GOAL
All of the material should be reproduced exactly, with pictures left out.

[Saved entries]
Start

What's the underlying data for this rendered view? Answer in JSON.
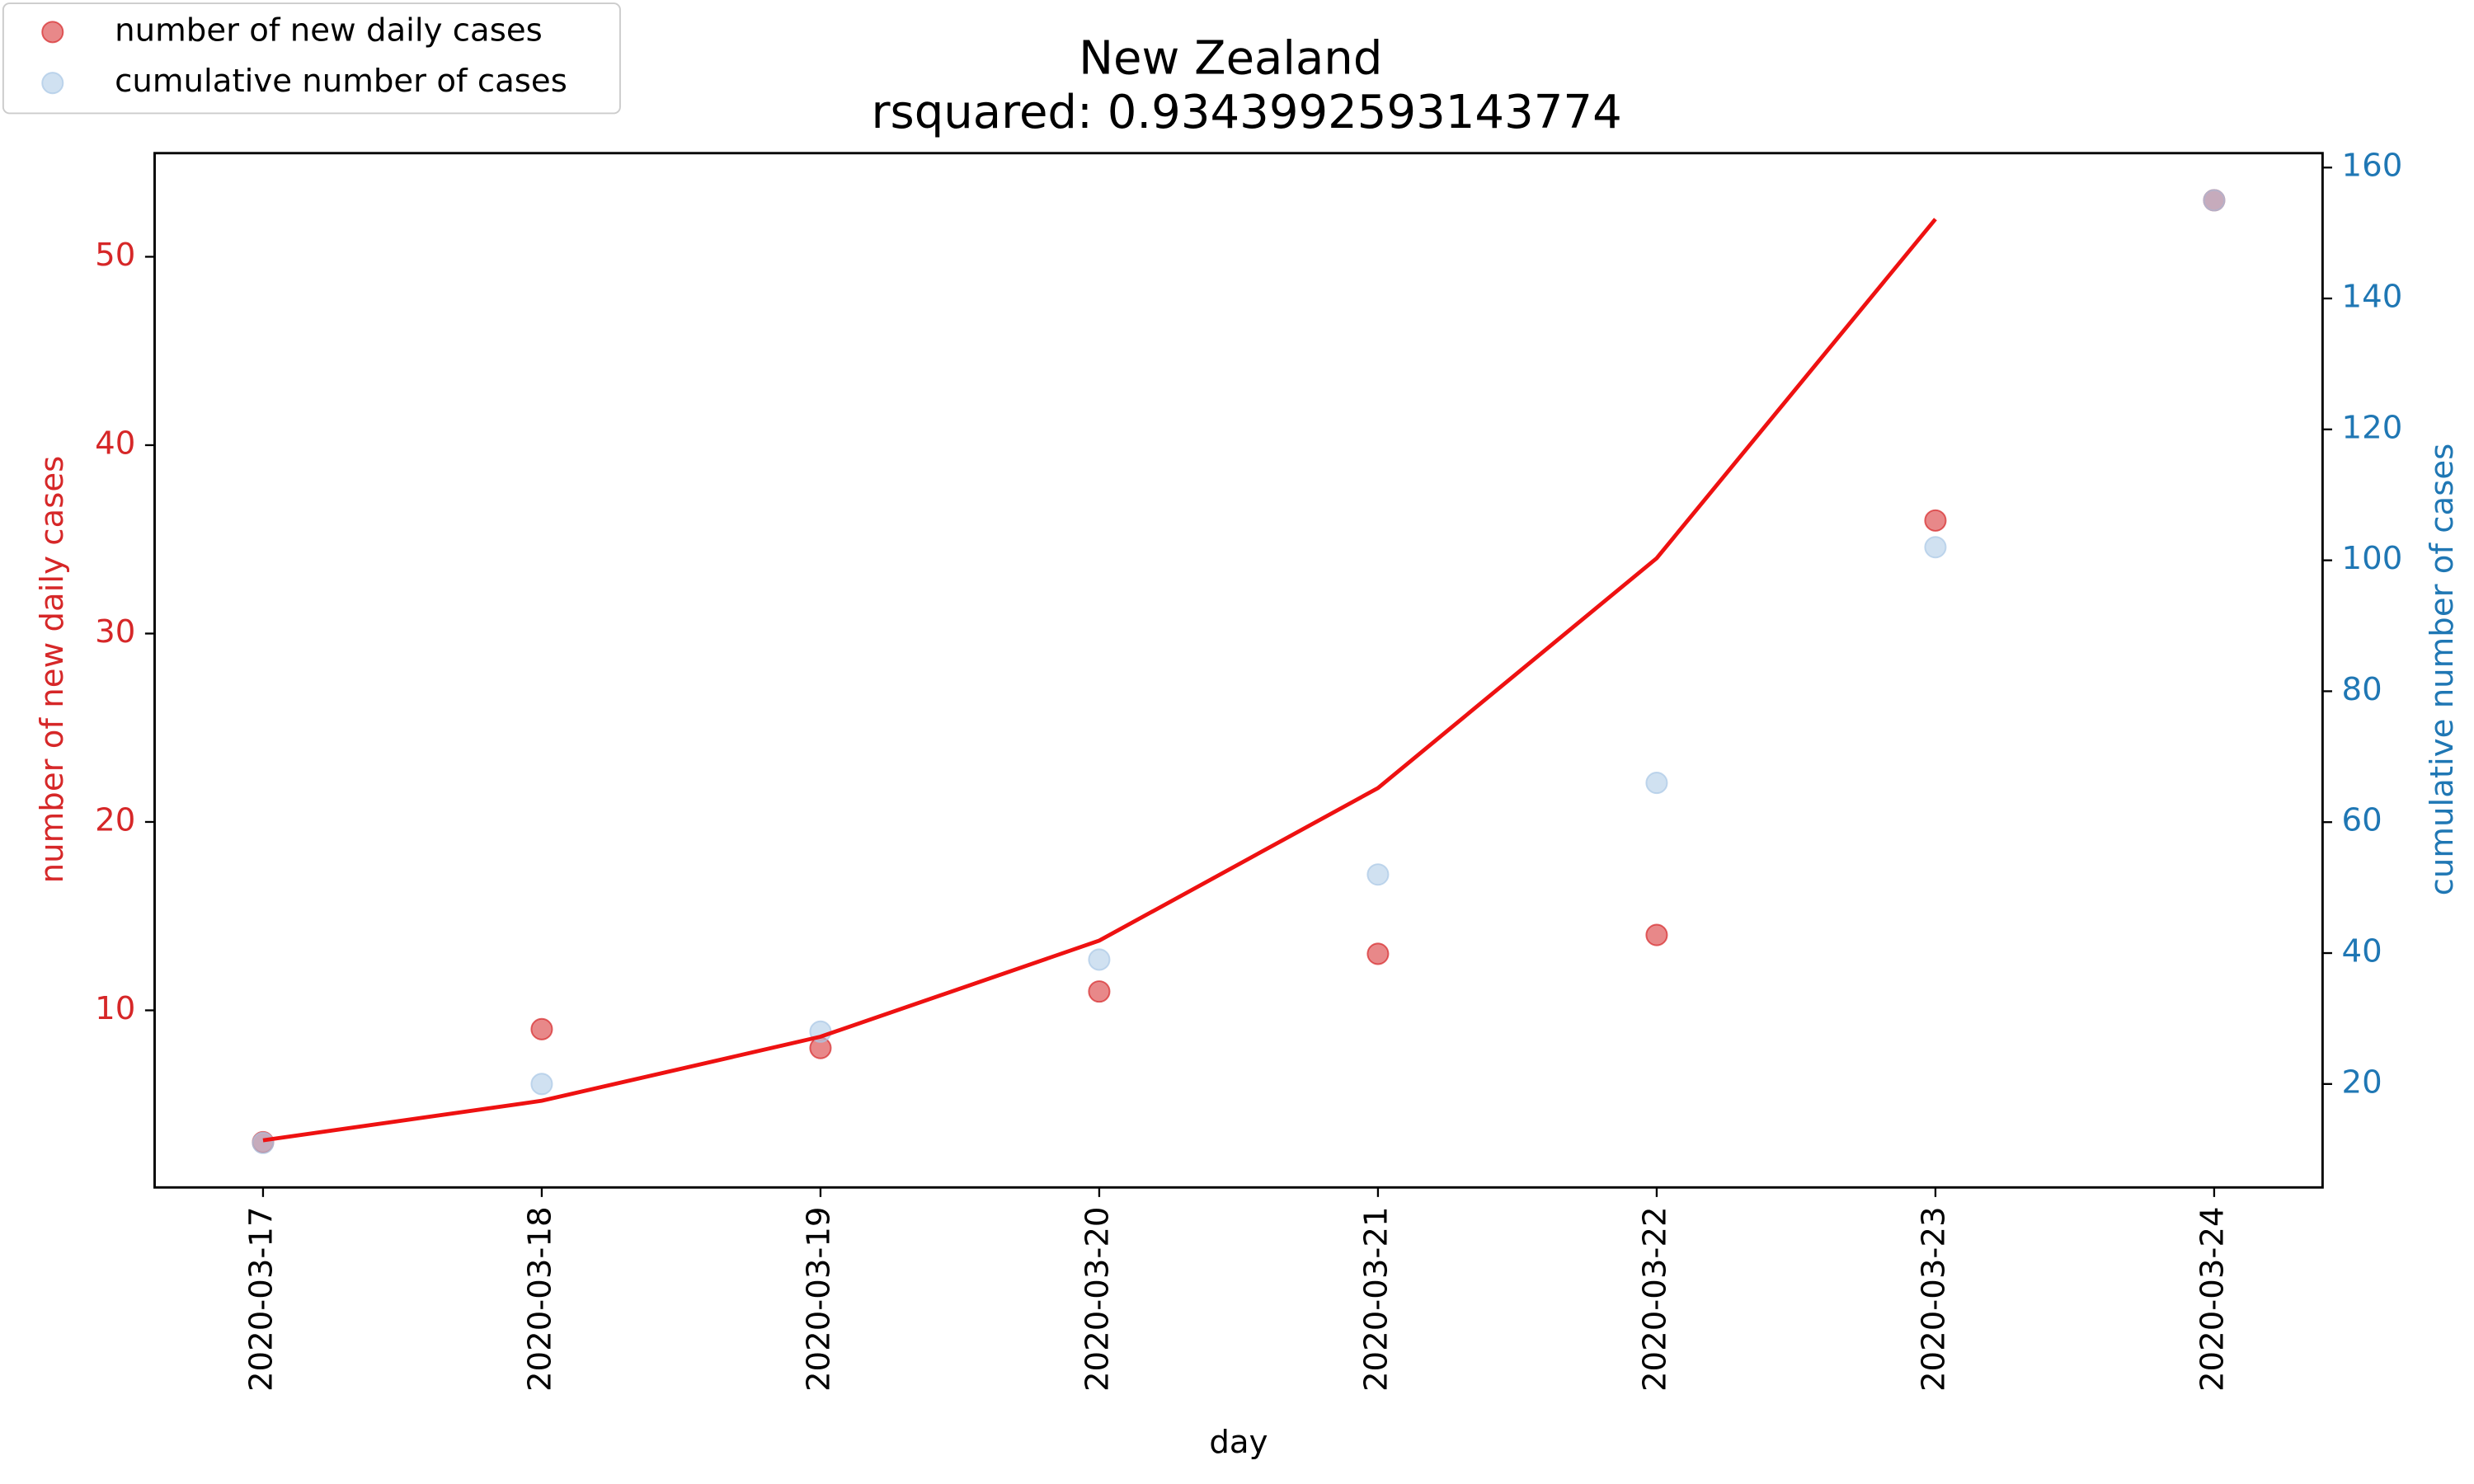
{
  "chart_data": {
    "type": "scatter",
    "title": "New Zealand",
    "subtitle": "rsquared: 0.9343992593143774",
    "x_label": "day",
    "y_label": "number of new daily cases",
    "y2_label": "cumulative number of cases",
    "categories": [
      "2020-03-17",
      "2020-03-18",
      "2020-03-19",
      "2020-03-20",
      "2020-03-21",
      "2020-03-22",
      "2020-03-23",
      "2020-03-24"
    ],
    "series": [
      {
        "name": "number of new daily cases",
        "color": "#d62728",
        "values": [
          3,
          9,
          8,
          11,
          13,
          14,
          36,
          53
        ]
      },
      {
        "name": "cumulative number of cases",
        "color": "#a9c8e6",
        "axis": "y2",
        "values": [
          11,
          20,
          28,
          39,
          52,
          66,
          102,
          155
        ]
      }
    ],
    "fit_line": {
      "color": "#ee1111",
      "values": [
        3.1,
        5.2,
        8.6,
        13.7,
        21.8,
        34.0,
        52.0,
        null
      ]
    },
    "ylim": [
      0.6,
      55.5
    ],
    "yticks": [
      10,
      20,
      30,
      40,
      50
    ],
    "y_axis_color": "#d62728",
    "y2lim": [
      4.2,
      162.2
    ],
    "y2ticks": [
      20,
      40,
      60,
      80,
      100,
      120,
      140,
      160
    ],
    "y2_axis_color": "#1f77b4",
    "legend": "upper left",
    "grid": false
  }
}
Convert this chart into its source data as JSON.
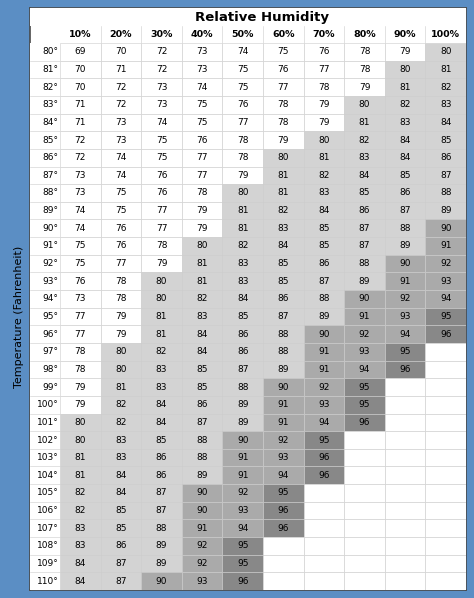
{
  "title": "Relative Humidity",
  "ylabel": "Temperature (Fahrenheit)",
  "col_headers": [
    "10%",
    "20%",
    "30%",
    "40%",
    "50%",
    "60%",
    "70%",
    "80%",
    "90%",
    "100%"
  ],
  "row_labels": [
    "80°",
    "81°",
    "82°",
    "83°",
    "84°",
    "85°",
    "86°",
    "87°",
    "88°",
    "89°",
    "90°",
    "91°",
    "92°",
    "93°",
    "94°",
    "95°",
    "96°",
    "97°",
    "98°",
    "99°",
    "100°",
    "101°",
    "102°",
    "103°",
    "104°",
    "105°",
    "106°",
    "107°",
    "108°",
    "109°",
    "110°"
  ],
  "table_data": [
    [
      69,
      70,
      72,
      73,
      74,
      75,
      76,
      78,
      79,
      80
    ],
    [
      70,
      71,
      72,
      73,
      75,
      76,
      77,
      78,
      80,
      81
    ],
    [
      70,
      72,
      73,
      74,
      75,
      77,
      78,
      79,
      81,
      82
    ],
    [
      71,
      72,
      73,
      75,
      76,
      78,
      79,
      80,
      82,
      83
    ],
    [
      71,
      73,
      74,
      75,
      77,
      78,
      79,
      81,
      83,
      84
    ],
    [
      72,
      73,
      75,
      76,
      78,
      79,
      80,
      82,
      84,
      85
    ],
    [
      72,
      74,
      75,
      77,
      78,
      80,
      81,
      83,
      84,
      86
    ],
    [
      73,
      74,
      76,
      77,
      79,
      81,
      82,
      84,
      85,
      87
    ],
    [
      73,
      75,
      76,
      78,
      80,
      81,
      83,
      85,
      86,
      88
    ],
    [
      74,
      75,
      77,
      79,
      81,
      82,
      84,
      86,
      87,
      89
    ],
    [
      74,
      76,
      77,
      79,
      81,
      83,
      85,
      87,
      88,
      90
    ],
    [
      75,
      76,
      78,
      80,
      82,
      84,
      85,
      87,
      89,
      91
    ],
    [
      75,
      77,
      79,
      81,
      83,
      85,
      86,
      88,
      90,
      92
    ],
    [
      76,
      78,
      80,
      81,
      83,
      85,
      87,
      89,
      91,
      93
    ],
    [
      73,
      78,
      80,
      82,
      84,
      86,
      88,
      90,
      92,
      94
    ],
    [
      77,
      79,
      81,
      83,
      85,
      87,
      89,
      91,
      93,
      95
    ],
    [
      77,
      79,
      81,
      84,
      86,
      88,
      90,
      92,
      94,
      96
    ],
    [
      78,
      80,
      82,
      84,
      86,
      88,
      91,
      93,
      95,
      null
    ],
    [
      78,
      80,
      83,
      85,
      87,
      89,
      91,
      94,
      96,
      null
    ],
    [
      79,
      81,
      83,
      85,
      88,
      90,
      92,
      95,
      null,
      null
    ],
    [
      79,
      82,
      84,
      86,
      89,
      91,
      93,
      95,
      null,
      null
    ],
    [
      80,
      82,
      84,
      87,
      89,
      91,
      94,
      96,
      null,
      null
    ],
    [
      80,
      83,
      85,
      88,
      90,
      92,
      95,
      null,
      null,
      null
    ],
    [
      81,
      83,
      86,
      88,
      91,
      93,
      96,
      null,
      null,
      null
    ],
    [
      81,
      84,
      86,
      89,
      91,
      94,
      96,
      null,
      null,
      null
    ],
    [
      82,
      84,
      87,
      90,
      92,
      95,
      null,
      null,
      null,
      null
    ],
    [
      82,
      85,
      87,
      90,
      93,
      96,
      null,
      null,
      null,
      null
    ],
    [
      83,
      85,
      88,
      91,
      94,
      96,
      null,
      null,
      null,
      null
    ],
    [
      83,
      86,
      89,
      92,
      95,
      null,
      null,
      null,
      null,
      null
    ],
    [
      84,
      87,
      89,
      92,
      95,
      null,
      null,
      null,
      null,
      null
    ],
    [
      84,
      87,
      90,
      93,
      96,
      null,
      null,
      null,
      null,
      null
    ]
  ],
  "shading_thresholds": {
    "light_gray": 80,
    "medium_gray": 90,
    "dark_gray": 95
  },
  "colors": {
    "background": "#5b8ec4",
    "table_bg": "#ffffff",
    "light_gray": "#d3d3d3",
    "medium_gray": "#aaaaaa",
    "dark_gray": "#888888",
    "text": "#000000",
    "grid": "#cccccc",
    "outer_border": "#4a4a4a"
  },
  "font_size_data": 6.5,
  "font_size_header": 6.8,
  "font_size_title": 9.5,
  "font_size_ylabel": 8.0
}
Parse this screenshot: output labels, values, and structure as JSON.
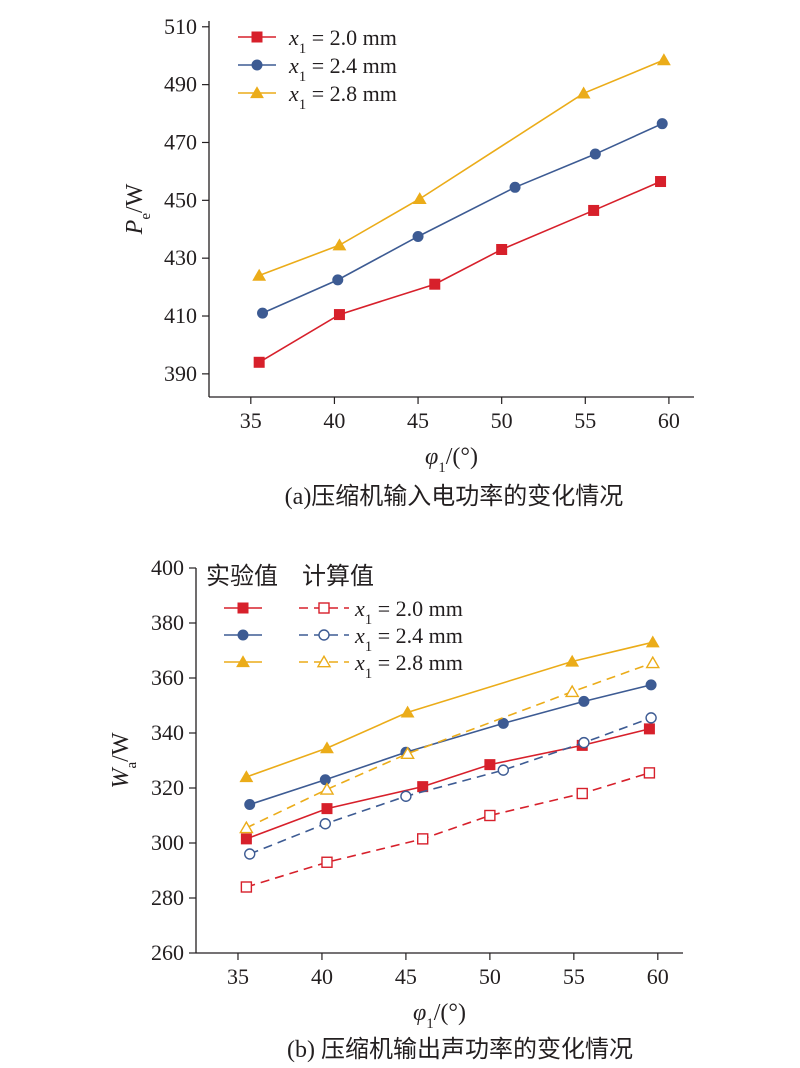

End

RESPONSE TO THE TASK
What's the underlying data for this rendered view? Answer in JSON.
{
  "chart_data": {
    "type": "scatter",
    "title": "New Zealand",
    "subtitle": "rsquared: 0.9343992593143774",
    "x_label": "day",
    "y_label": "number of new daily cases",
    "y2_label": "cumulative number of cases",
    "categories": [
      "2020-03-17",
      "2020-03-18",
      "2020-03-19",
      "2020-03-20",
      "2020-03-21",
      "2020-03-22",
      "2020-03-23",
      "2020-03-24"
    ],
    "series": [
      {
        "name": "number of new daily cases",
        "color": "#d62728",
        "values": [
          3,
          9,
          8,
          11,
          13,
          14,
          36,
          53
        ]
      },
      {
        "name": "cumulative number of cases",
        "color": "#a9c8e6",
        "axis": "y2",
        "values": [
          11,
          20,
          28,
          39,
          52,
          66,
          102,
          155
        ]
      }
    ],
    "fit_line": {
      "color": "#ee1111",
      "values": [
        3.1,
        5.2,
        8.6,
        13.7,
        21.8,
        34.0,
        52.0,
        null
      ]
    },
    "ylim": [
      0.6,
      55.5
    ],
    "yticks": [
      10,
      20,
      30,
      40,
      50
    ],
    "y_axis_color": "#d62728",
    "y2lim": [
      4.2,
      162.2
    ],
    "y2ticks": [
      20,
      40,
      60,
      80,
      100,
      120,
      140,
      160
    ],
    "y2_axis_color": "#1f77b4",
    "legend": "upper left",
    "grid": false
  }
}
Convert this chart into its source data as JSON.
{
  "title": "Relative Humidity",
  "ylabel": "Temperature (Fahrenheit)",
  "col_headers": [
    "10%",
    "20%",
    "30%",
    "40%",
    "50%",
    "60%",
    "70%",
    "80%",
    "90%",
    "100%"
  ],
  "row_labels": [
    "80°",
    "81°",
    "82°",
    "83°",
    "84°",
    "85°",
    "86°",
    "87°",
    "88°",
    "89°",
    "90°",
    "91°",
    "92°",
    "93°",
    "94°",
    "95°",
    "96°",
    "97°",
    "98°",
    "99°",
    "100°",
    "101°",
    "102°",
    "103°",
    "104°",
    "105°",
    "106°",
    "107°",
    "108°",
    "109°",
    "110°"
  ],
  "table_data": [
    [
      69,
      70,
      72,
      73,
      74,
      75,
      76,
      78,
      79,
      80
    ],
    [
      70,
      71,
      72,
      73,
      75,
      76,
      77,
      78,
      80,
      81
    ],
    [
      70,
      72,
      73,
      74,
      75,
      77,
      78,
      79,
      81,
      82
    ],
    [
      71,
      72,
      73,
      75,
      76,
      78,
      79,
      80,
      82,
      83
    ],
    [
      71,
      73,
      74,
      75,
      77,
      78,
      79,
      81,
      83,
      84
    ],
    [
      72,
      73,
      75,
      76,
      78,
      79,
      80,
      82,
      84,
      85
    ],
    [
      72,
      74,
      75,
      77,
      78,
      80,
      81,
      83,
      84,
      86
    ],
    [
      73,
      74,
      76,
      77,
      79,
      81,
      82,
      84,
      85,
      87
    ],
    [
      73,
      75,
      76,
      78,
      80,
      81,
      83,
      85,
      86,
      88
    ],
    [
      74,
      75,
      77,
      79,
      81,
      82,
      84,
      86,
      87,
      89
    ],
    [
      74,
      76,
      77,
      79,
      81,
      83,
      85,
      87,
      88,
      90
    ],
    [
      75,
      76,
      78,
      80,
      82,
      84,
      85,
      87,
      89,
      91
    ],
    [
      75,
      77,
      79,
      81,
      83,
      85,
      86,
      88,
      90,
      92
    ],
    [
      76,
      78,
      80,
      81,
      83,
      85,
      87,
      89,
      91,
      93
    ],
    [
      73,
      78,
      80,
      82,
      84,
      86,
      88,
      90,
      92,
      94
    ],
    [
      77,
      79,
      81,
      83,
      85,
      87,
      89,
      91,
      93,
      95
    ],
    [
      77,
      79,
      81,
      84,
      86,
      88,
      90,
      92,
      94,
      96
    ],
    [
      78,
      80,
      82,
      84,
      86,
      88,
      91,
      93,
      95,
      null
    ],
    [
      78,
      80,
      83,
      85,
      87,
      89,
      91,
      94,
      96,
      null
    ],
    [
      79,
      81,
      83,
      85,
      88,
      90,
      92,
      95,
      null,
      null
    ],
    [
      79,
      82,
      84,
      86,
      89,
      91,
      93,
      95,
      null,
      null
    ],
    [
      80,
      82,
      84,
      87,
      89,
      91,
      94,
      96,
      null,
      null
    ],
    [
      80,
      83,
      85,
      88,
      90,
      92,
      95,
      null,
      null,
      null
    ],
    [
      81,
      83,
      86,
      88,
      91,
      93,
      96,
      null,
      null,
      null
    ],
    [
      81,
      84,
      86,
      89,
      91,
      94,
      96,
      null,
      null,
      null
    ],
    [
      82,
      84,
      87,
      90,
      92,
      95,
      null,
      null,
      null,
      null
    ],
    [
      82,
      85,
      87,
      90,
      93,
      96,
      null,
      null,
      null,
      null
    ],
    [
      83,
      85,
      88,
      91,
      94,
      96,
      null,
      null,
      null,
      null
    ],
    [
      83,
      86,
      89,
      92,
      95,
      null,
      null,
      null,
      null,
      null
    ],
    [
      84,
      87,
      89,
      92,
      95,
      null,
      null,
      null,
      null,
      null
    ],
    [
      84,
      87,
      90,
      93,
      96,
      null,
      null,
      null,
      null,
      null
    ]
  ],
  "shading_thresholds": {
    "light_gray": 80,
    "medium_gray": 90,
    "dark_gray": 95
  },
  "colors": {
    "background": "#5b8ec4",
    "table_bg": "#ffffff",
    "light_gray": "#d3d3d3",
    "medium_gray": "#aaaaaa",
    "dark_gray": "#888888",
    "text": "#000000",
    "grid": "#cccccc",
    "outer_border": "#4a4a4a"
  },
  "font_size_data": 6.5,
  "font_size_header": 6.8,
  "font_size_title": 9.5,
  "font_size_ylabel": 8.0
}
Parse this screenshot: output labels, values, and structure as JSON.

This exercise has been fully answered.